Excerpted passage =
So, perhaps he really wants to be the pursuer?

Can you be very subtle with him - sexy little hints throughout the day without being obvious about it - a strategic button undone on your blouse, languid movements - rubbing lotion on your arms or legs after a shower? Light touches on his hand, shoulder, back? Would he respond to those little hints?

Do you compliment him? Do you thank him for the work that he does - for the extra things that he may do around the house? Do you think he feels appreciated?

God Bless.


----------



## Syrum (Feb 22, 2011)

I do think he is being controlling through sex and that's not a good thing at all.

that would kill my sex drive completely and make me feel awful.

However it sounds like he wants to be dominant in bed, and what turns him would maybe being the initiator/ aggressive. 

I think you need to have a big talk about sex and how you are becoming resentful. Stuff like this can ruin a marriage.

Talk to him about fantasies, why he does what he does etc.

Personally I like my man to be the initiator, but if I initiated and he turned me down a lot I would feel terrible, there has to be appreciation and balance from both people.

Also you feel when you have sex that it's all about him, he needs to make sure you feel good too, and that your sexual needs are being met.


----------



## Ayla (Aug 24, 2011)

Update: I pretty much have given up on a positive resolution to this issue. It's always the same thing. He makes up a bunch of excuses but it boils down to his need for control. Well I've reached the point where if that's what he wants then so be it. I bought a nice toy in late Sept and I bought one for him too. When I feel the urge I take care of myself and if there is nothing left for him when he is ready...not my problem.

Records =
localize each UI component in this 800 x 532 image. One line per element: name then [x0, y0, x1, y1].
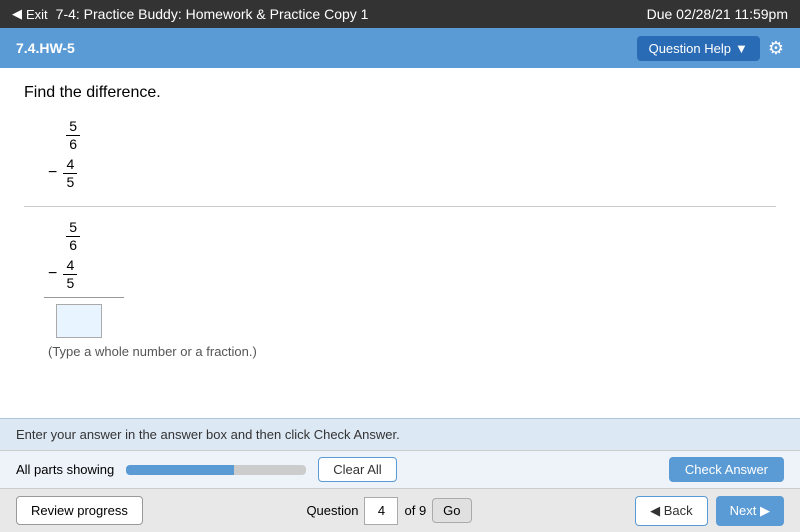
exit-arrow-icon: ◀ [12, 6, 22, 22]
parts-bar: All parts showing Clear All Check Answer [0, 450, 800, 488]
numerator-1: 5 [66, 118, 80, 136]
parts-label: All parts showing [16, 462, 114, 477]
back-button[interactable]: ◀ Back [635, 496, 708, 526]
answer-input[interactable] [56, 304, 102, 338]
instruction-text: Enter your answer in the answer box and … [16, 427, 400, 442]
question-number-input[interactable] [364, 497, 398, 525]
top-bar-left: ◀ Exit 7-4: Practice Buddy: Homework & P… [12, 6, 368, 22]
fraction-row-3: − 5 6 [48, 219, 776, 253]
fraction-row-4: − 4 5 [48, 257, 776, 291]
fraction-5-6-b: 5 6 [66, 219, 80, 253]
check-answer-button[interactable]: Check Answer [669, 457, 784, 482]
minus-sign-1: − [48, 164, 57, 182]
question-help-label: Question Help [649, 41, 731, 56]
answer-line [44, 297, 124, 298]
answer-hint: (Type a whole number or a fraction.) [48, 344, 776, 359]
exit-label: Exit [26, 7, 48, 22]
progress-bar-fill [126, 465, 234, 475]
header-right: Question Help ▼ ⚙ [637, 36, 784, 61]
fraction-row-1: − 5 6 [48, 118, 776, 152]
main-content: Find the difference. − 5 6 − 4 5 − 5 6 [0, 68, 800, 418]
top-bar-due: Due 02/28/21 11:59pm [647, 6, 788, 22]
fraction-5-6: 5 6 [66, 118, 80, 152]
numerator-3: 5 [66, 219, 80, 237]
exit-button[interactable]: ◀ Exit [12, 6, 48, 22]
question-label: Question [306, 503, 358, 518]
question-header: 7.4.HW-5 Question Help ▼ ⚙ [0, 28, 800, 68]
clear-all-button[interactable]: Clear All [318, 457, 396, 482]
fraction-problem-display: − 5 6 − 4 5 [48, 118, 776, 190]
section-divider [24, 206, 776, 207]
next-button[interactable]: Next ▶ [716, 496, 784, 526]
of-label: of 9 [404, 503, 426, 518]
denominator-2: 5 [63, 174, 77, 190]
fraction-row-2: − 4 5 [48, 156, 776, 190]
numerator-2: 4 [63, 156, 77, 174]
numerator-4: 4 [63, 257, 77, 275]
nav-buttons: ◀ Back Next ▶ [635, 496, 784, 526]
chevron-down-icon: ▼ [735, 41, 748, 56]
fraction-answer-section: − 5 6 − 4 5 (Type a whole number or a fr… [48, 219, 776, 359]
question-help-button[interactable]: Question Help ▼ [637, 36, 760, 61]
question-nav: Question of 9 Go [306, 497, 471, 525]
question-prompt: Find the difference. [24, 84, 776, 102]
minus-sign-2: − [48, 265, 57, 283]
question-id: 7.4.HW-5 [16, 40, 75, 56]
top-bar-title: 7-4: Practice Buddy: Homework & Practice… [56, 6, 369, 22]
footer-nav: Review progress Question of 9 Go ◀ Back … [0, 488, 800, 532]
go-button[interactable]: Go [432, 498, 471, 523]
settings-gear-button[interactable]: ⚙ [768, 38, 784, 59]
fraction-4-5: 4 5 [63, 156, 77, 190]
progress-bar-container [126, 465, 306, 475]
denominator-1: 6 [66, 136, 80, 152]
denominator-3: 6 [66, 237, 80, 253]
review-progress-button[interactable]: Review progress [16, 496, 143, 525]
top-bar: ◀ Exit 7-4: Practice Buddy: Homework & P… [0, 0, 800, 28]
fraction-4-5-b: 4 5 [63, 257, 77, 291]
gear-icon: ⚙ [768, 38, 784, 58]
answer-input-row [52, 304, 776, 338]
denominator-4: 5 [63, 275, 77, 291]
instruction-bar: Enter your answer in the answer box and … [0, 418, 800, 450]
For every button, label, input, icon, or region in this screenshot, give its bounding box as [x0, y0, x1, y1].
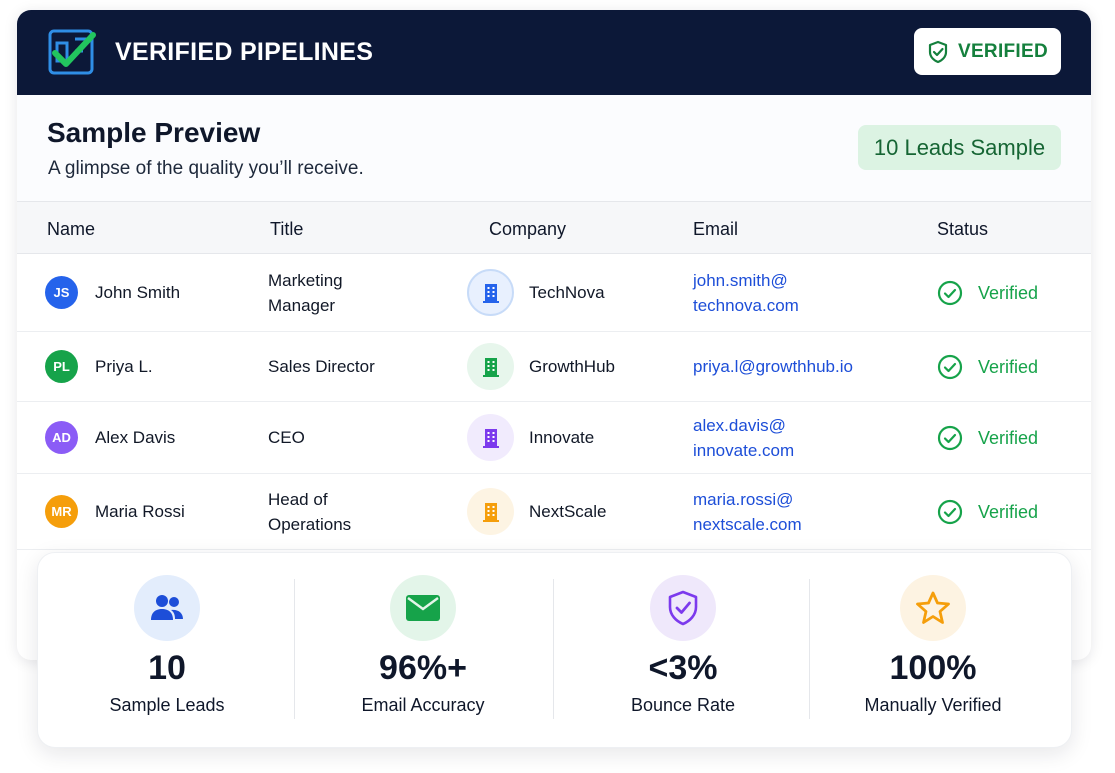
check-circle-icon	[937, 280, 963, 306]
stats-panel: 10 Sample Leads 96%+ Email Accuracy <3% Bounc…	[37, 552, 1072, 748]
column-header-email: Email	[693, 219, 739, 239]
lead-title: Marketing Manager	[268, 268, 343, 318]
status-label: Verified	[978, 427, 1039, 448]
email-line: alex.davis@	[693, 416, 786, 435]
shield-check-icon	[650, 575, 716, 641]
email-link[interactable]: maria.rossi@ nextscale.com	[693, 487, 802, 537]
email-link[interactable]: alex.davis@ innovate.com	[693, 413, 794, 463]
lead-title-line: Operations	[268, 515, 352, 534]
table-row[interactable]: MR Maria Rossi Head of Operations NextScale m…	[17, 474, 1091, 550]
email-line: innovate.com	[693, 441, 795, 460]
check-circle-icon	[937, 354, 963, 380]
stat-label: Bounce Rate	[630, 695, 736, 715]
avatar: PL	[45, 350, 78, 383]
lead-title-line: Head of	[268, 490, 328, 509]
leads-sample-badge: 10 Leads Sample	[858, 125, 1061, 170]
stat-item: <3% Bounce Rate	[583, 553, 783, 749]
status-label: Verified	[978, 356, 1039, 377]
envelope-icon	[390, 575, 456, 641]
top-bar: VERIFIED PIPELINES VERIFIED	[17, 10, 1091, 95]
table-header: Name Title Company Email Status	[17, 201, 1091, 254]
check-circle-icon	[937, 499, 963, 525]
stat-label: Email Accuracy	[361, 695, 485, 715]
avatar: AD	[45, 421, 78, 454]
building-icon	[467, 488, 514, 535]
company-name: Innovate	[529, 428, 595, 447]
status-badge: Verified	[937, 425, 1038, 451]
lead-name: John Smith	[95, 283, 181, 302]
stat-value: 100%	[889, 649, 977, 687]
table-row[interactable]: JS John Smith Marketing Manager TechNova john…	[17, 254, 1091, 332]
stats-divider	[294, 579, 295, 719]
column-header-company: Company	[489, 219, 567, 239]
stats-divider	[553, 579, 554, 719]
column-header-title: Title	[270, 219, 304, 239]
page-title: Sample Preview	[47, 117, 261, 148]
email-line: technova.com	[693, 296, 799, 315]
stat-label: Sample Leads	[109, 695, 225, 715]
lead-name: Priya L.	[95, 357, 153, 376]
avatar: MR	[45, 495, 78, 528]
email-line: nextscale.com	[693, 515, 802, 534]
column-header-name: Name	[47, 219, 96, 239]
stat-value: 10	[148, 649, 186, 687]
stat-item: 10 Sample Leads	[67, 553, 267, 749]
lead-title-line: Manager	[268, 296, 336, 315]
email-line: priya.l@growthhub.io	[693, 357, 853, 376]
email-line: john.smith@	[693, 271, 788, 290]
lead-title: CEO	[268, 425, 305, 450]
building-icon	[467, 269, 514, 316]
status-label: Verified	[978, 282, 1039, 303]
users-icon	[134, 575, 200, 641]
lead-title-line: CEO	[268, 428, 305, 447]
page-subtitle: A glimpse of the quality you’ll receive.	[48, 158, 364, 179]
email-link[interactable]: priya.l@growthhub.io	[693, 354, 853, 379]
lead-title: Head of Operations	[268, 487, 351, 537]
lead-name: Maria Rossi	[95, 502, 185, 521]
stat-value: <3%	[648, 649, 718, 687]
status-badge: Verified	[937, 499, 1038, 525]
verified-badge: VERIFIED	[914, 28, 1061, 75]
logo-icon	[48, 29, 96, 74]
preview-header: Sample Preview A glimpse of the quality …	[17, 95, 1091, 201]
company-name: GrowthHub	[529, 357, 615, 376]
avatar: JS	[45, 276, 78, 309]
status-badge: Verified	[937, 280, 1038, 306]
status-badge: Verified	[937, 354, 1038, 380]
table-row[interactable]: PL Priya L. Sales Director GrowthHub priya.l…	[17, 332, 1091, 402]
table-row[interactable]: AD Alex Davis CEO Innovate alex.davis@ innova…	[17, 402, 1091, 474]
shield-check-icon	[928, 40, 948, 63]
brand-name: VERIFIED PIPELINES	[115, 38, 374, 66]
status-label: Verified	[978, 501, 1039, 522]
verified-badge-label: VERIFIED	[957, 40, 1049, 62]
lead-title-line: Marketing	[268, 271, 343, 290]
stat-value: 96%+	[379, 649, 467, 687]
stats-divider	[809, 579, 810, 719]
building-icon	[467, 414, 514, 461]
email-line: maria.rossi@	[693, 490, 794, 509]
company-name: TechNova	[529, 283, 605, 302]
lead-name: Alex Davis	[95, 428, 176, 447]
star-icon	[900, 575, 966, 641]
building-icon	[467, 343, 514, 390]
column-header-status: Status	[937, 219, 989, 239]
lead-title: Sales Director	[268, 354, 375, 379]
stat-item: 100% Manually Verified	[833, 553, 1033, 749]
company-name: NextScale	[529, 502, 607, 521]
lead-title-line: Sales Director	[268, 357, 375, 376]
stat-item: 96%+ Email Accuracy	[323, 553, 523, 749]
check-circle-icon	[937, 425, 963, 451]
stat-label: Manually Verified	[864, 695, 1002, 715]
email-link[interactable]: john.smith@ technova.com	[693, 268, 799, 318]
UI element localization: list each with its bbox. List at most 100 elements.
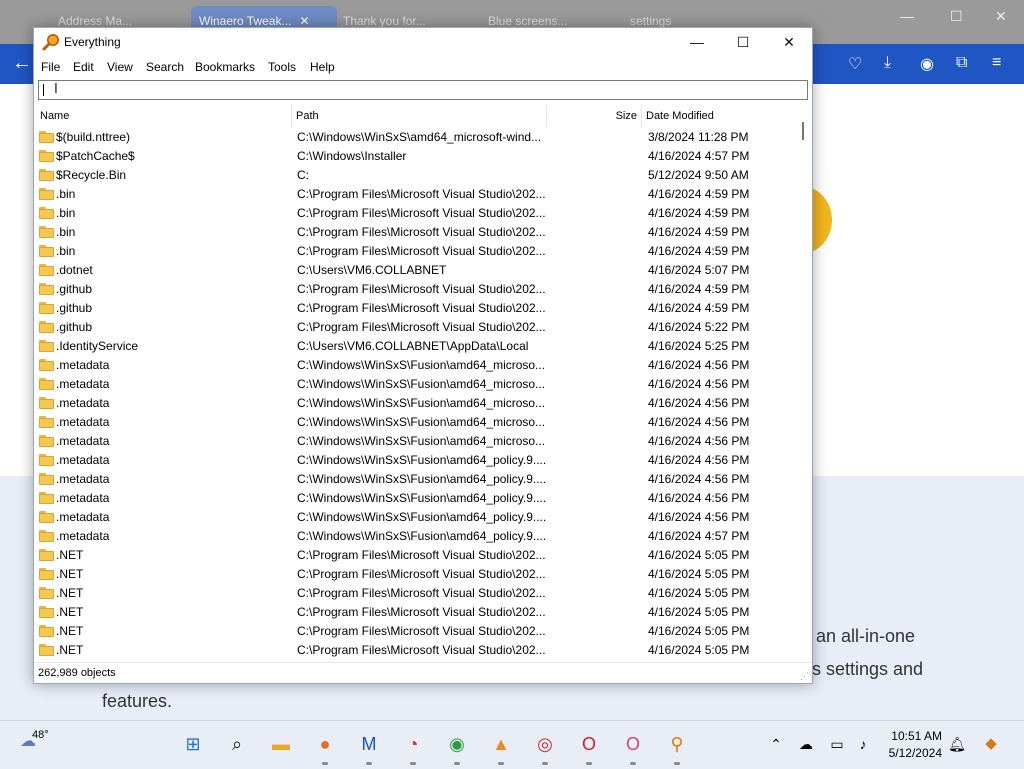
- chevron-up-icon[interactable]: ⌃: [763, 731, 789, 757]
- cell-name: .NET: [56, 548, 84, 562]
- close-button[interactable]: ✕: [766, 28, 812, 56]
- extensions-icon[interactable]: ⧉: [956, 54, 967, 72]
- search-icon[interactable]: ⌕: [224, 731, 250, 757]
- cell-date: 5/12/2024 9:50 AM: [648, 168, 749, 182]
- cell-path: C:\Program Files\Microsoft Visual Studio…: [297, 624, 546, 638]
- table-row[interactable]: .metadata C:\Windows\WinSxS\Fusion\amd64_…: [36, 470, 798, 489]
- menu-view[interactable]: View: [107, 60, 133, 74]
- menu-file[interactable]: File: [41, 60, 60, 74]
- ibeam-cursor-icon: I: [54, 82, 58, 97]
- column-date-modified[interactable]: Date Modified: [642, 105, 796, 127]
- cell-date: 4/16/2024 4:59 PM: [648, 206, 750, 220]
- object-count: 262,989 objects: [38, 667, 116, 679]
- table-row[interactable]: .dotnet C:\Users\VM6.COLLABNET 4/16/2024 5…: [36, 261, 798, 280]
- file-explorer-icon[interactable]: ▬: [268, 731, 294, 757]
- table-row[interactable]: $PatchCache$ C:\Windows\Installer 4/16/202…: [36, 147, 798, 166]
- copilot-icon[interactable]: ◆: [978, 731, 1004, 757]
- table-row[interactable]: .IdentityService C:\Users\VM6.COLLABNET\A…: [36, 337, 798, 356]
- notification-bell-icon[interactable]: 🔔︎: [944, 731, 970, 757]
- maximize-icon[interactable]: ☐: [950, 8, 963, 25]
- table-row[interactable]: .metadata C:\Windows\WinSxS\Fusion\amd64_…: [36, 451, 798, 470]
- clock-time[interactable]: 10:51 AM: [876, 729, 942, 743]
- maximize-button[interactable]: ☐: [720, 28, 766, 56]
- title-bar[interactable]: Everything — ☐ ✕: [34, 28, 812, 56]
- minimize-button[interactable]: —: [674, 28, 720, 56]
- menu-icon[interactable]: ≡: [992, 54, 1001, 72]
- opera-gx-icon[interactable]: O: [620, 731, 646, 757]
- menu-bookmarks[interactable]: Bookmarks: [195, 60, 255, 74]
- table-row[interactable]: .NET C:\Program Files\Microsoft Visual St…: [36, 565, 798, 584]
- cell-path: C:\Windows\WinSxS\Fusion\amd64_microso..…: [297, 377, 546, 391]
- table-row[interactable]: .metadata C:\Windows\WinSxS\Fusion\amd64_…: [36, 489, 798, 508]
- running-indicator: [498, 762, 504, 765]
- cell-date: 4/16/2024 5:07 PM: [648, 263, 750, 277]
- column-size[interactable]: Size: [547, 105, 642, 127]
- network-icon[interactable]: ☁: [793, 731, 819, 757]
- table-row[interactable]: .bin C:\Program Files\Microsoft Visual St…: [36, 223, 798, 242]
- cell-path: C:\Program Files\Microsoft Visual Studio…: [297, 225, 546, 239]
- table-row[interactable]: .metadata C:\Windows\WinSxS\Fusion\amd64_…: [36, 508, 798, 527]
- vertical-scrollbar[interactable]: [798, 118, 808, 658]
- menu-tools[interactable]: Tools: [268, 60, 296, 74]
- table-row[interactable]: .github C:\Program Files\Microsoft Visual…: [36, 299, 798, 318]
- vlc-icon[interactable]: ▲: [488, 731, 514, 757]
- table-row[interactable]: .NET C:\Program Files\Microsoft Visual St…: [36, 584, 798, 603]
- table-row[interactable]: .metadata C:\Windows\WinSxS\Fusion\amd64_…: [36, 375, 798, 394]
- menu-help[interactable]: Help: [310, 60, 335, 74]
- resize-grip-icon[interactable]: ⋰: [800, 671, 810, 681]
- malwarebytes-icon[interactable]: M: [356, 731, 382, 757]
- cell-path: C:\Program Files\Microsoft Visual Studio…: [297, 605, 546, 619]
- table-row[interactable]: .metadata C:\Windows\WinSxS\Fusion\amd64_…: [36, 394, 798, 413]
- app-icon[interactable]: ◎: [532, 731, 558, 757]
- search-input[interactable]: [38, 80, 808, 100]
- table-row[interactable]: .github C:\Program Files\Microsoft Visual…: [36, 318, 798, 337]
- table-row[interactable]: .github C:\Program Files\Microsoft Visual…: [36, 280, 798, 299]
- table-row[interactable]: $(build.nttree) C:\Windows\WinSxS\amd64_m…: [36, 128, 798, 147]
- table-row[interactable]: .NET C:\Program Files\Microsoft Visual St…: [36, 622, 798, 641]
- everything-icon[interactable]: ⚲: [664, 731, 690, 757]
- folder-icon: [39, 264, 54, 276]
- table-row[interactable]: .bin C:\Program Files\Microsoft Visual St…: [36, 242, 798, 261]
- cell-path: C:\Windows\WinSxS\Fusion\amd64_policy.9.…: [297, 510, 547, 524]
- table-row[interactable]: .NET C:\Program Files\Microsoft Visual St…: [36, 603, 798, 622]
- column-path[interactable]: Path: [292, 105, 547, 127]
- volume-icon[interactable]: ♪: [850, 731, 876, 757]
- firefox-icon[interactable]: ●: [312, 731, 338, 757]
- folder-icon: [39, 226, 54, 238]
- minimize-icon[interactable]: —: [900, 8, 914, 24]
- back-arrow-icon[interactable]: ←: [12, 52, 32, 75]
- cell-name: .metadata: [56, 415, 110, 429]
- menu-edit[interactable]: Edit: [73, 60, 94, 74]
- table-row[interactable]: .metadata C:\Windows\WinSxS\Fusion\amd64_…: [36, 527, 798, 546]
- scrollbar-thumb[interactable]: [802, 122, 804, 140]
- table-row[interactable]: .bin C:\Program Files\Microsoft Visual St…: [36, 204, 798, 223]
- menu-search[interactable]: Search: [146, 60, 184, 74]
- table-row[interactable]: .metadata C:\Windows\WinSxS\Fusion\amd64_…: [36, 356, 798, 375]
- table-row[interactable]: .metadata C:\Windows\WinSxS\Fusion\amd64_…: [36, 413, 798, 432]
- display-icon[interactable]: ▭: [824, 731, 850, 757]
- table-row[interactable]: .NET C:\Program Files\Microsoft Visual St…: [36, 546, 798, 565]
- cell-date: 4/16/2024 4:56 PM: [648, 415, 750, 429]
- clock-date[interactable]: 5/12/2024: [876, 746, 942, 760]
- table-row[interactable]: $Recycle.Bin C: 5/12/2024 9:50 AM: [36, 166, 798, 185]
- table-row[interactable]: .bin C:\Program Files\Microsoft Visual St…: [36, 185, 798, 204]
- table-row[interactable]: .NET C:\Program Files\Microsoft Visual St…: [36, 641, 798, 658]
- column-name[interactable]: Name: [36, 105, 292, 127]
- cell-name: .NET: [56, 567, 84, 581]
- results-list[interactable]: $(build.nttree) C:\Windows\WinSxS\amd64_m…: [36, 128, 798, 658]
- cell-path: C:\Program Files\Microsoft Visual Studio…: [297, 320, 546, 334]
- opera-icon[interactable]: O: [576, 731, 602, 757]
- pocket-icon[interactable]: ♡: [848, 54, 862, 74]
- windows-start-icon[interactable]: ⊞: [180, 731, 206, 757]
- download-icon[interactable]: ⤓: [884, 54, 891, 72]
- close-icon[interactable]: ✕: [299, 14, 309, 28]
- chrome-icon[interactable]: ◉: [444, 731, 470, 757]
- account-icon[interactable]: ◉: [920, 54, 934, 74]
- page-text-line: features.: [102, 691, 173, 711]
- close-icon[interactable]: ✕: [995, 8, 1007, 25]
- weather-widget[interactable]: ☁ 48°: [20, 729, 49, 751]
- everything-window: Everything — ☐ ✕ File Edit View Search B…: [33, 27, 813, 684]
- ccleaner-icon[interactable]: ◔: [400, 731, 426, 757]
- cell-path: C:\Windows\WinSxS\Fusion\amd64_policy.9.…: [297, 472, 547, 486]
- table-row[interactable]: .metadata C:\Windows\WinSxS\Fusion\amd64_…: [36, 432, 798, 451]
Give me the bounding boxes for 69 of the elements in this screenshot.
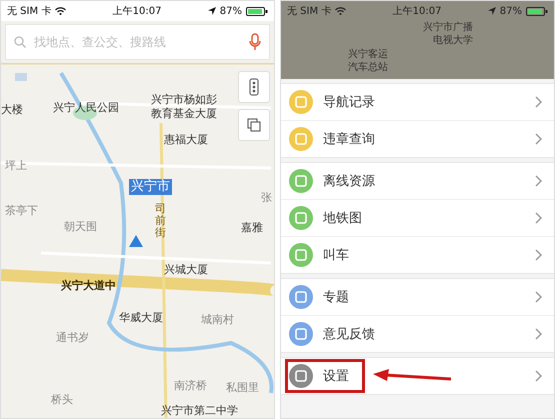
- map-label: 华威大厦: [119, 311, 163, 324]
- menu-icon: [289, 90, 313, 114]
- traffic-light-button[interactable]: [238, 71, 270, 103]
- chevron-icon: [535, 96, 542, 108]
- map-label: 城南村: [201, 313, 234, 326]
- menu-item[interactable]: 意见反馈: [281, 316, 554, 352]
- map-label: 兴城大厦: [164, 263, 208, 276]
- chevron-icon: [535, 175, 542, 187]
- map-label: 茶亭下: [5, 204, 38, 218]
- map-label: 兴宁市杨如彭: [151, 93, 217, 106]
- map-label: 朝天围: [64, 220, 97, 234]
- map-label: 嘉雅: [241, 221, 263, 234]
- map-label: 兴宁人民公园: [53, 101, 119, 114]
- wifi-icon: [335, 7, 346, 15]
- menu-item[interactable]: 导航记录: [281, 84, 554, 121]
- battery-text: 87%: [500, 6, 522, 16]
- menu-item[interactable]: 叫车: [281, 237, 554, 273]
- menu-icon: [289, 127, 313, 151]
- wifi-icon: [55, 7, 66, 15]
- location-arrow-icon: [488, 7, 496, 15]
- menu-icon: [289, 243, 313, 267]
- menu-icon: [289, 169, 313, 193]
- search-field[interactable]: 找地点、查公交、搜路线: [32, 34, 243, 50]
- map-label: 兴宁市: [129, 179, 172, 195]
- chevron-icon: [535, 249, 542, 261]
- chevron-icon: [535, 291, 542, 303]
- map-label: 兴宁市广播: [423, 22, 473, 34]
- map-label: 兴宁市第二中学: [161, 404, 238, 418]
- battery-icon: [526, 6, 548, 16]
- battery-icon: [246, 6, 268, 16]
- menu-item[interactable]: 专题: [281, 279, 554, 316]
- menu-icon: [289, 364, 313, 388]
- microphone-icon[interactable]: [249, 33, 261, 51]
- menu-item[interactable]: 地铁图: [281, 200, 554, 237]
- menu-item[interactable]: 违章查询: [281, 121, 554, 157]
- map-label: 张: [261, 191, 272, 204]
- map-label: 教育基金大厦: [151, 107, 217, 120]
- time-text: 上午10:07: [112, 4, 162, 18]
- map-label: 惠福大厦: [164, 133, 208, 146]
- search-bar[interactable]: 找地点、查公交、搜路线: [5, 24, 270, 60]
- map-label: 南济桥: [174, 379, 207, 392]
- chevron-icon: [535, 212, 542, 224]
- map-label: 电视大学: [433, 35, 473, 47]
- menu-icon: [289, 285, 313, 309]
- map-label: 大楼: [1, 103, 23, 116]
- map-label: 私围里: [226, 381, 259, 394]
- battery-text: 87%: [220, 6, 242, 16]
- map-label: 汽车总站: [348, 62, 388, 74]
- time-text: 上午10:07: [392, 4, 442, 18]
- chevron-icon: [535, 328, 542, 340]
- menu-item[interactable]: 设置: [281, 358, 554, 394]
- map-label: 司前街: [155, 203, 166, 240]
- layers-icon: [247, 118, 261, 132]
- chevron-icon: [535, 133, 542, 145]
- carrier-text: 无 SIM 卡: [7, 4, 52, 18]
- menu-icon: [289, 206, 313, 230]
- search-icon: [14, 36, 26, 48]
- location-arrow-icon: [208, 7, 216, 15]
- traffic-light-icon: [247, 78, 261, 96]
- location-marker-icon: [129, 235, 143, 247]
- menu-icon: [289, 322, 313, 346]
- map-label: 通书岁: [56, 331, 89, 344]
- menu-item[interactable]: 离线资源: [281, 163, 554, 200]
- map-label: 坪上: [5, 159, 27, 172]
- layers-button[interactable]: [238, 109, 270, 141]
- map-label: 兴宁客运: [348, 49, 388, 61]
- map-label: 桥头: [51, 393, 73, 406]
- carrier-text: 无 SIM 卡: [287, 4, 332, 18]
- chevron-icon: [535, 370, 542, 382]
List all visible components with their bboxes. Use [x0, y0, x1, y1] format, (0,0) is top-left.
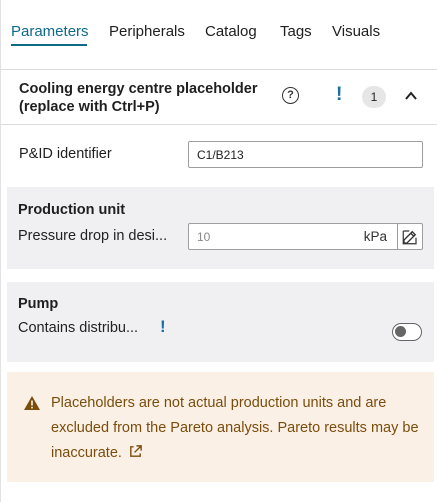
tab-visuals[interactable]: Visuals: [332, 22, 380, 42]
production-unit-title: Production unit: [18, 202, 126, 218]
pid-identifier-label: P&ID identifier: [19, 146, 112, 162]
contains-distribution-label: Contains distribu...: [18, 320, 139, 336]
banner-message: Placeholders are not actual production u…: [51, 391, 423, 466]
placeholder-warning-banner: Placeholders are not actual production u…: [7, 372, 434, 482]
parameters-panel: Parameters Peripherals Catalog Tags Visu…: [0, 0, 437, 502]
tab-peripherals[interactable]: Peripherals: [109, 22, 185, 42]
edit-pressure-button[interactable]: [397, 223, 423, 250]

Task instructions =
• a. Please update the forum thread between "I do think he" and "ruin a marriage.", inclusive, changing "marriage" to "relationship".
• b. Render this sentence from the forum thread in Spanish: "Stuff like this can ruin a marriage."
The records have nothing to do with the forum thread.

Correct answers =
• a.
I do think he is being controlling through sex and that's not a good thing at all.

that would kill my sex drive completely and make me feel awful.

However it sounds like he wants to be dominant in bed, and what turns him would maybe being the initiator/ aggressive. 

I think you need to have a big talk about sex and how you are becoming resentful. Stuff like this can ruin a relationship.

• b. Cosas como esta pueden arruinar un matrimonio.